Stated exercise 1: In the article on MongoDB rollups, what did the $out pipeline operator do to the output collection?
Stated exercise 2: From the article on MongoDB rollups, transcribe the passage that opens with the words containing "a-->> a: Union" and closes with "and current data.".

Extracted text:
Common Rollup $unionWith and $merge

2021-08-19

TL;DR

Schedule periodic rollup and aggregation on historic data using $merge into a collection, then run ad-hoc reports on cumulative live data for the current period, $unionWith historic data.

WUT???

We often need to produce reports summarizing sales over time which include both current partial period, such as “sales this year to date”. While it’s perfectly fine to run ad hoc queries on the data set, this can become a performance issue when report frequency increases or data sets become extremely large or the periods are very long (eg: all sales to date since inception).

It’s been common practice to pre-aggregate historic data and persist it to some collection. This lets us query only the most recent yet-to-be-rolled-up period, and add it up to historic data queried from the other cumulative collection. Trivial concept, nothing terribly new here. So where’s the catch? Details (it’s always the details…):

sequenceDiagram
    autonumber
    participant a as Query
    participant ms as [monthlySales]
    participant s as [Sales]

    a->>+ms: January - July?
    ms-->>-a: <>

    a->>+s: Current Month?
    s-->>-a: <>

    a-->> a: Union

The implementation of this technique relies on 2 high level operations: the

A periodic calculation to populate the historic data.
An ad-hoc query over both historic and current data.

Historic Data

The technique used with MongoDB to persist historic data used to be mapReduce in the old days. Very old days. Using mapReduce allowed you to persist the results into a collection all server-side. Before or without that, you’d need to have client code computing a result-set, then turning around and writing it explicitly back into MongoDB.

With introduction the Aggregation Framework, more efficient query operators were introduced, as well as the $out pipeline operator. The issue with that though, was that $out did not play very well with sharded clusters, and did not allow for incremental data insertion. Instead, $out wiped the output collection clean and replaced its content with the new data. This implied that for a long history, you would have to compute again over a growing number of documents - not very efficient, and exacerbates the problem we were trying to avoid in the first place. You could of course run a query just across a year say, and store it into a yearly collection. But then the problem of summing up across years would require more and more collections be queried independently by the client, and you’d end up with many more collections just to handle this case. Not elegant.

Now with $merge the story becomes manageable again. $merge lets you perform incremental updates to an existing collection, so your historic data can largely remain save for the newest addition or update to the latest period.

Listing:
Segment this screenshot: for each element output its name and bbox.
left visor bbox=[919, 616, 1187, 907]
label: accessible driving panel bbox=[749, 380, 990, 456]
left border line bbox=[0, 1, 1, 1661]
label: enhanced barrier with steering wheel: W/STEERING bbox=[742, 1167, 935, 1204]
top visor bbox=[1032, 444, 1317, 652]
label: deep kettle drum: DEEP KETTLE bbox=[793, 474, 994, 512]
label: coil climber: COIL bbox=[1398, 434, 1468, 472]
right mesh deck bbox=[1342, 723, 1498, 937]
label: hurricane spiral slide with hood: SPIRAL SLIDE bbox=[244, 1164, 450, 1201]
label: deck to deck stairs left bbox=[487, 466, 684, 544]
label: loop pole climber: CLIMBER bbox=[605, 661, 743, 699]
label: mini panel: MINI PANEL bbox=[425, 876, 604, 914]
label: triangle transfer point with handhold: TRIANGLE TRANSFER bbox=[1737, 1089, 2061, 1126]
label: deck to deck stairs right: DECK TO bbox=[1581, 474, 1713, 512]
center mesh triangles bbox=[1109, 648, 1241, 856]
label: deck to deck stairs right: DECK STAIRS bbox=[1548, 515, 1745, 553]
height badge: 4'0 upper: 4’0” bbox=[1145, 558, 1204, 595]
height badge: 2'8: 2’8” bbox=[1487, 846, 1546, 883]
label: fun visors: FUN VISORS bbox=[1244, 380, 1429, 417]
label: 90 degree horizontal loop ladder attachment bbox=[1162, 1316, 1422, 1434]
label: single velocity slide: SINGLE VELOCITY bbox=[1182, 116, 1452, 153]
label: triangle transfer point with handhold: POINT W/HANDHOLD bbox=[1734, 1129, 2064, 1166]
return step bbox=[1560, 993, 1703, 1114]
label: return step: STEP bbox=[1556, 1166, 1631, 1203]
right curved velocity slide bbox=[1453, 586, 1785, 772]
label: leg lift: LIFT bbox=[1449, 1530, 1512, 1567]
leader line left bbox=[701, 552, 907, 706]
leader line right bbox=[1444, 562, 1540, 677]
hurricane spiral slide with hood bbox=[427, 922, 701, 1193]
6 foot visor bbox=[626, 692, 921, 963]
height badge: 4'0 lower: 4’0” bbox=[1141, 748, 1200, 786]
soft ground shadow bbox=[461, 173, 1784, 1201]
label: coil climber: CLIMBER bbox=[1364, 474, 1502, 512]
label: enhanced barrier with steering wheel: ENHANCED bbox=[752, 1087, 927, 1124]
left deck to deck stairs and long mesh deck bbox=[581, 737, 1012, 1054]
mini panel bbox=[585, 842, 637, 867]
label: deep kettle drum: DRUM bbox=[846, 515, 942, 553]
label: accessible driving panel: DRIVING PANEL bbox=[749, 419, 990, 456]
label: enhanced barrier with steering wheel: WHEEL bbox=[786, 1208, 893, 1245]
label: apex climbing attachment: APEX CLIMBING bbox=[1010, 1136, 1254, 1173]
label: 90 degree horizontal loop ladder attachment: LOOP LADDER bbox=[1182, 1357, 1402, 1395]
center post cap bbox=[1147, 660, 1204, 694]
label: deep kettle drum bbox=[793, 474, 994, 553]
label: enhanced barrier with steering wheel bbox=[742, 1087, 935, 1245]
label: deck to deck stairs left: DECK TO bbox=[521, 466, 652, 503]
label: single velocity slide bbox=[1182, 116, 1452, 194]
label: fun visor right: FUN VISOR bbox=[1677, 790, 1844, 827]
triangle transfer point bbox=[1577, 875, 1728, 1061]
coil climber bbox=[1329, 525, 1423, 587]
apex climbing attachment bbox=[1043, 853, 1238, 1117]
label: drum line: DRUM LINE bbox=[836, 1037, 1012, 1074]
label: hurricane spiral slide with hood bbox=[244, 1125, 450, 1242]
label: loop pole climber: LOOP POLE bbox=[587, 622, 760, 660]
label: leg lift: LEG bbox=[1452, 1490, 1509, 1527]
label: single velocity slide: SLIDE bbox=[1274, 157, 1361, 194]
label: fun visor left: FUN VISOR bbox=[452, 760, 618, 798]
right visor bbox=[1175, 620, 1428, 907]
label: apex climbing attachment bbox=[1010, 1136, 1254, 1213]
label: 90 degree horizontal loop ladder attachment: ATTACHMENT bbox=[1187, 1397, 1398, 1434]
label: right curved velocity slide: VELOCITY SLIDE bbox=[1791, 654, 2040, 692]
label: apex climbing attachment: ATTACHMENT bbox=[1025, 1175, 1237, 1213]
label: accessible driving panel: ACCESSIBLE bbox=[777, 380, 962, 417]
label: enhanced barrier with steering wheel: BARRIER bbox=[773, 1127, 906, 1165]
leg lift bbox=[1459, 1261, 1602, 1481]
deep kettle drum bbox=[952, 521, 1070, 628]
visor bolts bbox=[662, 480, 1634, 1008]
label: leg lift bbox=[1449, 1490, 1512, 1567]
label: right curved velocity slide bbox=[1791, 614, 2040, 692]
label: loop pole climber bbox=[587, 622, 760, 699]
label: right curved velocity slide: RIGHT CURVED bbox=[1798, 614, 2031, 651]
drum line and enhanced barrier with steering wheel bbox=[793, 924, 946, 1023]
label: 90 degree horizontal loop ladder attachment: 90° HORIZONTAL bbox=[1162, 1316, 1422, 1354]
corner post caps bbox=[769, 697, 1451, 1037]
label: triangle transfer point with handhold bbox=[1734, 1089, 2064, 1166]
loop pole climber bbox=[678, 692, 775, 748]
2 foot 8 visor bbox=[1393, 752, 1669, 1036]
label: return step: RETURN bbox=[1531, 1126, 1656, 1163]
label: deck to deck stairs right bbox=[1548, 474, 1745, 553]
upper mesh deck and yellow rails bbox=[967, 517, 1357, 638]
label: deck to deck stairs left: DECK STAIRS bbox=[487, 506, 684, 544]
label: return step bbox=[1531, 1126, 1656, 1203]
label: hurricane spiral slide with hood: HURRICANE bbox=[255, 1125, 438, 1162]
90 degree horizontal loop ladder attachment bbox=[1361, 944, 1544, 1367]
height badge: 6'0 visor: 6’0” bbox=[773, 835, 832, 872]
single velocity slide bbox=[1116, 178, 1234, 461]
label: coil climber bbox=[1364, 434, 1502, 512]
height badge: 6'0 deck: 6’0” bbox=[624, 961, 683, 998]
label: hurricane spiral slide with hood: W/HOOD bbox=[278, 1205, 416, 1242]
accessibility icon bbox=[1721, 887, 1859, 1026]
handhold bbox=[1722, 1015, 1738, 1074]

Answer 1: It wiped the output collection clean and replaced its content with the new data.

Answer 2:
a-->> a: Union

The implementation of this technique relies on 2 high level operations: the

A periodic calculation to populate the historic data.
An ad-hoc query over both historic and current data.